>> start INFORMATION SHOWN
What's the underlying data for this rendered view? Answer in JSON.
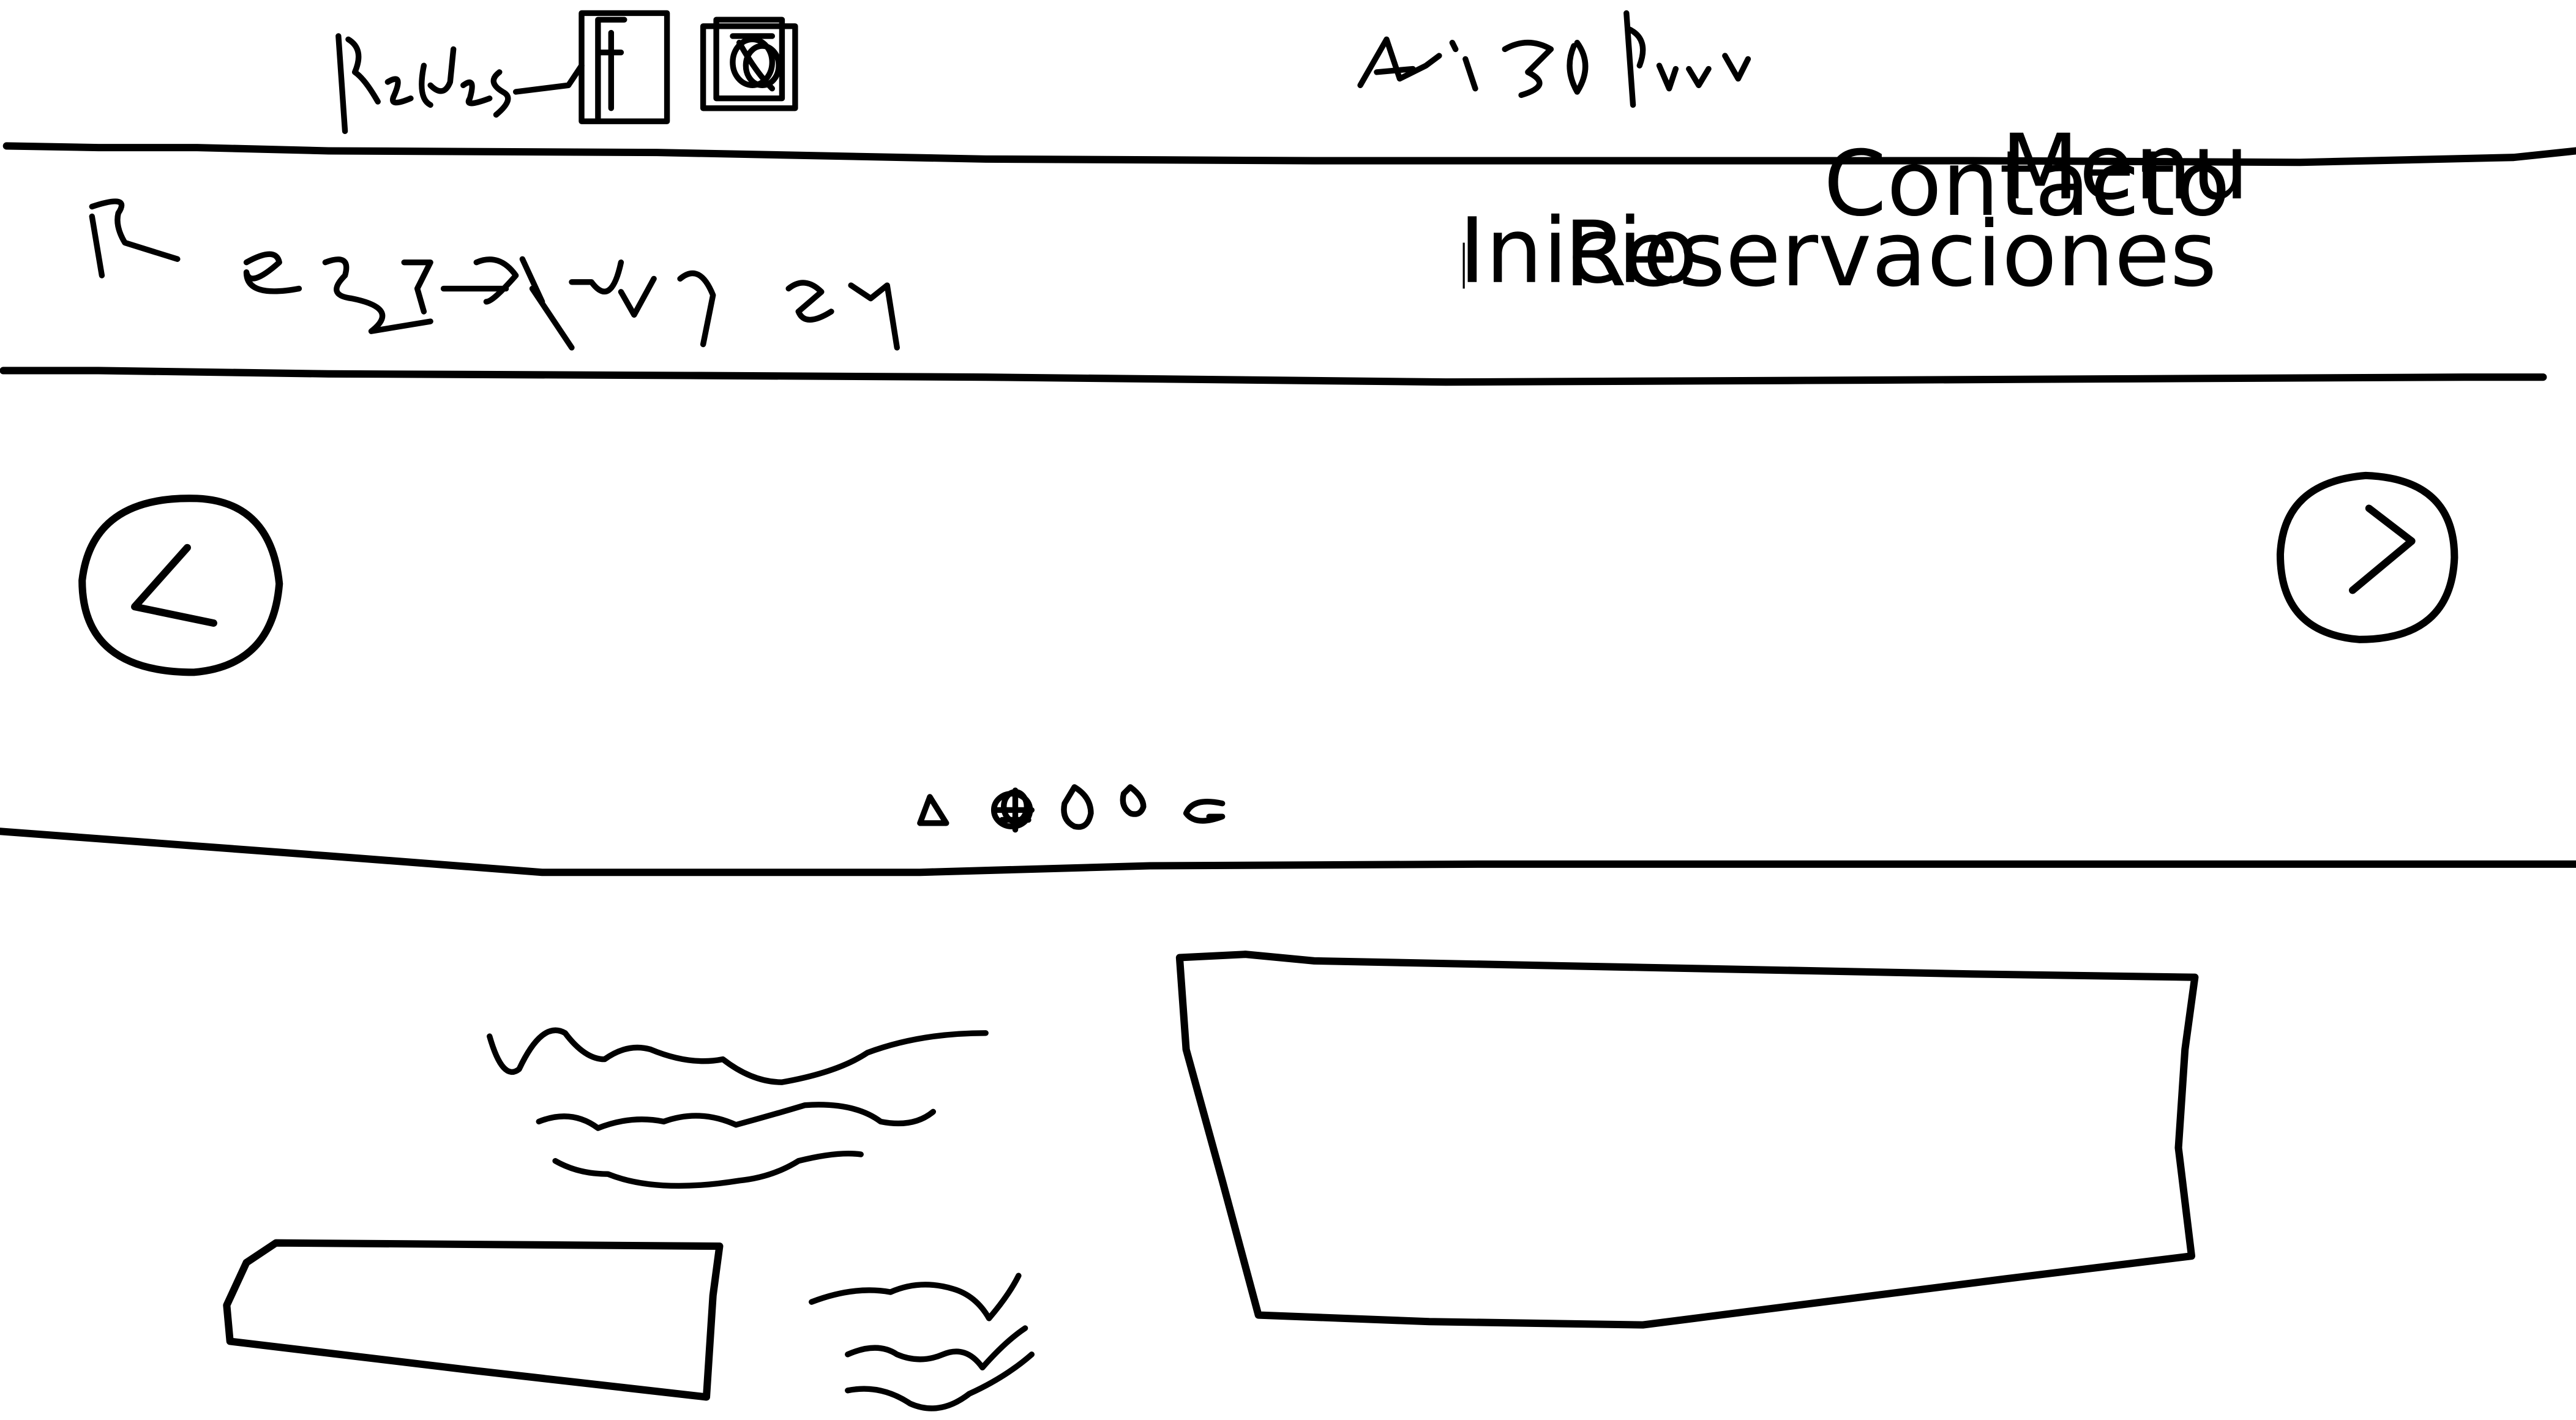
{
  "nav": {
    "items": [
      {
        "id": "inicio",
        "label": "Inicio"
      },
      {
        "id": "reservaciones",
        "label": "Reservaciones"
      },
      {
        "id": "contacto",
        "label": "Contacto"
      },
      {
        "id": "menu",
        "label": "Menu"
      }
    ]
  },
  "carousel": {
    "dot_count": 5
  },
  "colors": {
    "stroke": "#000000",
    "background": "#ffffff"
  },
  "icons": {
    "prev": "chevron-left-icon",
    "next": "chevron-right-icon",
    "social_f": "facebook-icon",
    "social_camera": "instagram-icon"
  }
}
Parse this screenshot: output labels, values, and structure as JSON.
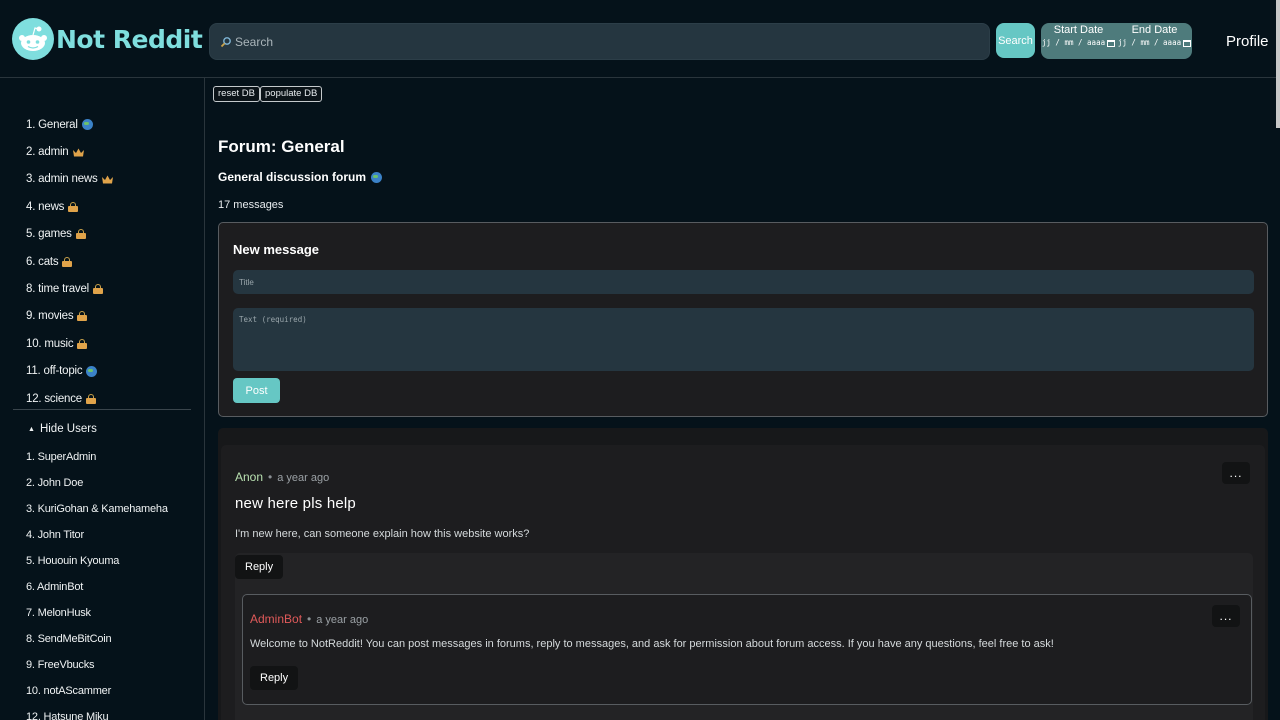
>> end INFORMATION SHOWN
# YOUR GOAL
Write out the records above exactly as they appear, leaving out any pictures.

# TASK ANSWER
What's the underlying data for this rendered view? Answer in JSON.
{
  "nav": {
    "items": [
      {
        "id": "inicio",
        "label": "Inicio"
      },
      {
        "id": "reservaciones",
        "label": "Reservaciones"
      },
      {
        "id": "contacto",
        "label": "Contacto"
      },
      {
        "id": "menu",
        "label": "Menu"
      }
    ]
  },
  "carousel": {
    "dot_count": 5
  },
  "colors": {
    "stroke": "#000000",
    "background": "#ffffff"
  },
  "icons": {
    "prev": "chevron-left-icon",
    "next": "chevron-right-icon",
    "social_f": "facebook-icon",
    "social_camera": "instagram-icon"
  }
}
Parse this screenshot: output labels, values, and structure as JSON.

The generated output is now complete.